Opinion
No. 654806/2021 MOTION SEQ. No. 001
12-14-2022
Unpublished Opinion
MOTION DATE 12/09/2022
DECISION + ORDER ON MOTION
HON. JOEL M. COHEN, JUDGE
The following e-filed documents, listed by NYSCEF document number (Motion 001) 32, 33, 34, 35, 36, 37, 53, 54, 55, 56, 57, 58, 59, 60, 61,62, 63, 64, 65, 66, 67, 68, 69, 70, 71,93, 96, 97, 98, 99, 100, 101, 102, 103, 105 were read on this motion to AMEND CAPTION/PLEADINGS.
Plaintiff 260-261 Madison Avenue LLC ("Plaintiff' or "Landlord") seeks leave to amend the summons and complaint (NYSCEF 1-2 ["Compl."]) to name additional defendants and to add allegations to pierce the corporate veil of Defendant WeWork 261 Madison LLC ("WeWork Tenant") to hold its parent entities liable for its alleged breach of the lease (see NYSCEF 34 [Proposed Amended Complaint ("PAC")]). For the following reasons, Plaintiffs motion is granted.
CPLR 3025(b) provides that "[a] party may amend his or her pleading, or supplement it by setting forth additional or subsequent transactions or occurrences, at any time by leave of court. . . ." "Motions for leave to amend should be freely granted, absent prejudice or surprise . . . unless the proposed amendment is palpably insufficient or patently devoid of merit" (MBIA Ins. Corp, v Greystone &Co., Inc., 74 A.D.3d 499, 499 [1st Dept 2010]). Courts have held that prejudice "arises when a party incurs a change in position or is hindered in the preparation of its case or has been prevented from taking some measure in support of its position" (Valdes v Marbrose Realty, 289 A.D.2d 28, 29 [1st Dept 2001]; Anoun v City of New York, 85 A.D.3d 694, 694 [1st Dept 2011]). A party opposing leave to amend "must overcome a heavy presumption of validity in favor of [permitting amendment]." (CIFG Assur. N. Am., Inc. v J.P. Morgan Sec. LLC, 146 A.D.3d 60, 65 [1st Dept 2010]).
"Courts may pierce the corporate veil where the two entities 'operated as a single economic entity such that it would be inequitable for [a] [c]ourt to uphold a legal distinction between them'" (Tap Holdings, LLC v Orix Fin. Corp., 109 A.D.3d 167, 175 [1st Dept 2013]; see also Cortlandt St. Recovery Corp, v Bonderman, 31 N.Y.3d 30, 47 [2018] [piercing the corporate veil requires "complete domination of the corporation in respect to the transaction attacked" and "that such domination was used" inequitably against plaintiff, resulting in the harm] [internal quotation marks omitted]). While there is no fixed formula in determining whether entities "exercised complete dominion" with respect to one another, "deliberately undercapitalizing a company to keep it judgment proof while operating the business through another alter-ego company is a textbook example of when veil piercing is appropriate" (Pensmore Invs., LLC v Gruppo, Levey &Co., 2017 NY Slip Op 30661(U) at *19 [Sup Ct, NY County 2017]).

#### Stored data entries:
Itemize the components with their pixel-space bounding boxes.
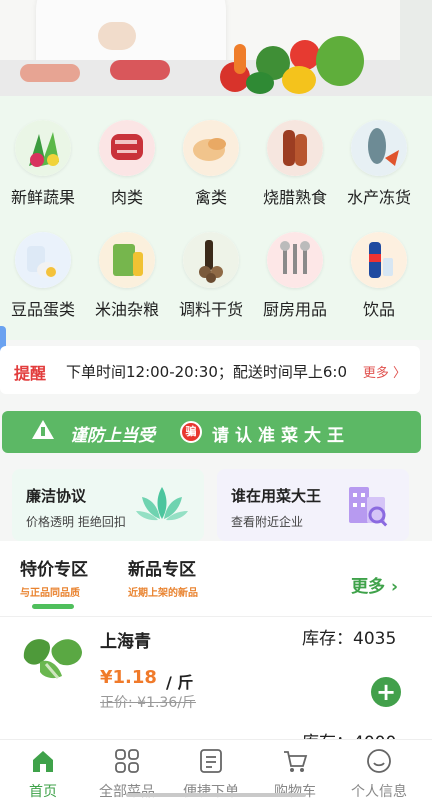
vegetables-icon	[15, 120, 71, 176]
integrity-agreement-card[interactable]: 廉洁协议 价格透明 拒绝回扣	[12, 469, 204, 541]
notice-more-link[interactable]: 更多 〉	[363, 362, 406, 381]
tab-title: 新品专区	[128, 560, 196, 580]
warning-text-2: 请认准菜大王	[212, 426, 350, 446]
category-kitchen[interactable]: 厨房用品	[252, 232, 338, 320]
seasoning-icon	[183, 232, 239, 288]
category-drinks[interactable]: 饮品	[336, 232, 422, 320]
nav-label: 便捷下单	[183, 784, 239, 800]
category-label: 烧腊熟食	[262, 188, 327, 207]
home-indicator	[126, 793, 306, 797]
building-search-icon	[349, 487, 388, 527]
banner-hand	[98, 22, 136, 50]
seafood-icon	[351, 120, 407, 176]
nav-label: 全部菜品	[99, 784, 155, 800]
lotus-icon	[136, 487, 188, 521]
nav-cart[interactable]: 购物车	[252, 740, 338, 800]
tab-special-offers[interactable]: 特价专区 与正品同品质	[20, 555, 88, 599]
product-original-price: 正价: ¥1.36/斤	[100, 695, 196, 711]
banner-steak	[110, 60, 170, 80]
card-subtitle: 价格透明 拒绝回扣	[26, 515, 126, 529]
rice-oil-icon	[99, 232, 155, 288]
tab-subtitle: 与正品同品质	[20, 588, 80, 599]
category-label: 豆品蛋类	[10, 300, 75, 319]
fraud-warning-banner: 谨防上当受 骗 请认准菜大王	[2, 411, 421, 453]
category-label: 调料干货	[178, 300, 243, 319]
grid-icon	[115, 749, 139, 773]
category-label: 水产冻货	[346, 188, 411, 207]
category-seasoning[interactable]: 调料干货	[168, 232, 254, 320]
notice-bar: 提醒 下单时间12:00-20:30；配送时间早上6:0 更多 〉	[0, 346, 420, 394]
category-label: 厨房用品	[262, 300, 327, 319]
tab-new-products[interactable]: 新品专区 近期上架的新品	[128, 555, 198, 599]
kitchen-tools-icon	[267, 232, 323, 288]
warning-icon-mark	[41, 427, 45, 436]
category-seafood[interactable]: 水产冻货	[336, 120, 422, 208]
product-image[interactable]	[18, 628, 88, 684]
section-more-link[interactable]: 更多 ›	[351, 572, 398, 597]
banner-pepper-yellow	[282, 66, 316, 94]
category-label: 饮品	[362, 300, 395, 319]
nav-profile[interactable]: 个人信息	[336, 740, 422, 800]
tab-title: 特价专区	[20, 560, 88, 580]
category-label: 新鲜蔬果	[10, 188, 75, 207]
bottom-nav: 首页 全部菜品 便捷下单 购物车 个人信息	[0, 739, 432, 800]
card-title: 谁在用菜大王	[231, 487, 322, 505]
banner-greens	[316, 36, 364, 86]
category-label: 米油杂粮	[94, 300, 159, 319]
banner-carrot	[234, 44, 246, 74]
cart-icon	[284, 751, 308, 772]
cured-meat-icon	[267, 120, 323, 176]
nav-all-products[interactable]: 全部菜品	[84, 740, 170, 800]
card-title: 廉洁协议	[26, 487, 87, 505]
nav-home[interactable]: 首页	[0, 740, 86, 800]
fraud-badge: 骗	[180, 421, 202, 443]
category-cured-meat[interactable]: 烧腊熟食	[252, 120, 338, 208]
notice-message: 下单时间12:00-20:30；配送时间早上6:0	[66, 363, 348, 381]
banner-edge	[400, 0, 432, 96]
category-vegetables[interactable]: 新鲜蔬果	[0, 120, 86, 208]
product-name[interactable]: 上海青	[100, 627, 151, 652]
who-uses-card[interactable]: 谁在用菜大王 查看附近企业	[217, 469, 409, 541]
category-eggs[interactable]: 豆品蛋类	[0, 232, 86, 320]
profile-icon	[367, 749, 391, 773]
category-label: 禽类	[194, 188, 227, 207]
add-to-cart-button[interactable]: +	[371, 677, 401, 707]
poultry-icon	[183, 120, 239, 176]
notice-tag: 提醒	[14, 364, 47, 383]
category-label: 肉类	[110, 188, 143, 207]
tab-subtitle: 近期上架的新品	[128, 588, 198, 599]
product-unit: / 斤	[166, 673, 194, 692]
divider	[0, 616, 432, 617]
product-stock: 库存：4035	[302, 629, 397, 649]
meat-icon	[99, 120, 155, 176]
active-tab-indicator	[32, 604, 74, 609]
product-price: ¥1.18	[100, 667, 157, 688]
warning-text-1: 谨防上当受	[70, 426, 155, 446]
banner-pepper-green	[246, 72, 274, 94]
nav-quick-order[interactable]: 便捷下单	[168, 740, 254, 800]
nav-label: 首页	[29, 784, 57, 800]
card-subtitle: 查看附近企业	[231, 515, 304, 529]
banner-chicken	[20, 64, 80, 82]
category-rice-oil[interactable]: 米油杂粮	[84, 232, 170, 320]
category-grid: 新鲜蔬果 肉类 禽类 烧腊熟食 水产冻货 豆品蛋类 米油杂粮 调料干货 厨房用品…	[0, 96, 432, 340]
nav-label: 个人信息	[351, 784, 407, 800]
category-poultry[interactable]: 禽类	[168, 120, 254, 208]
egg-icon	[15, 232, 71, 288]
drink-icon	[351, 232, 407, 288]
nav-label: 购物车	[274, 784, 316, 800]
category-meat[interactable]: 肉类	[84, 120, 170, 208]
hero-banner[interactable]	[0, 0, 432, 96]
order-list-icon	[200, 749, 222, 773]
home-icon	[33, 751, 53, 772]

#### CHALLENGE:
Repeat word for word the stretch of the court opinion from "Plaintiff 260-261 Madison" through "motion is granted.".

#### RESULT OF THIS EXERCISE:
Plaintiff 260-261 Madison Avenue LLC ("Plaintiff' or "Landlord") seeks leave to amend the summons and complaint (NYSCEF 1-2 ["Compl."]) to name additional defendants and to add allegations to pierce the corporate veil of Defendant WeWork 261 Madison LLC ("WeWork Tenant") to hold its parent entities liable for its alleged breach of the lease (see NYSCEF 34 [Proposed Amended Complaint ("PAC")]). For the following reasons, Plaintiffs motion is granted.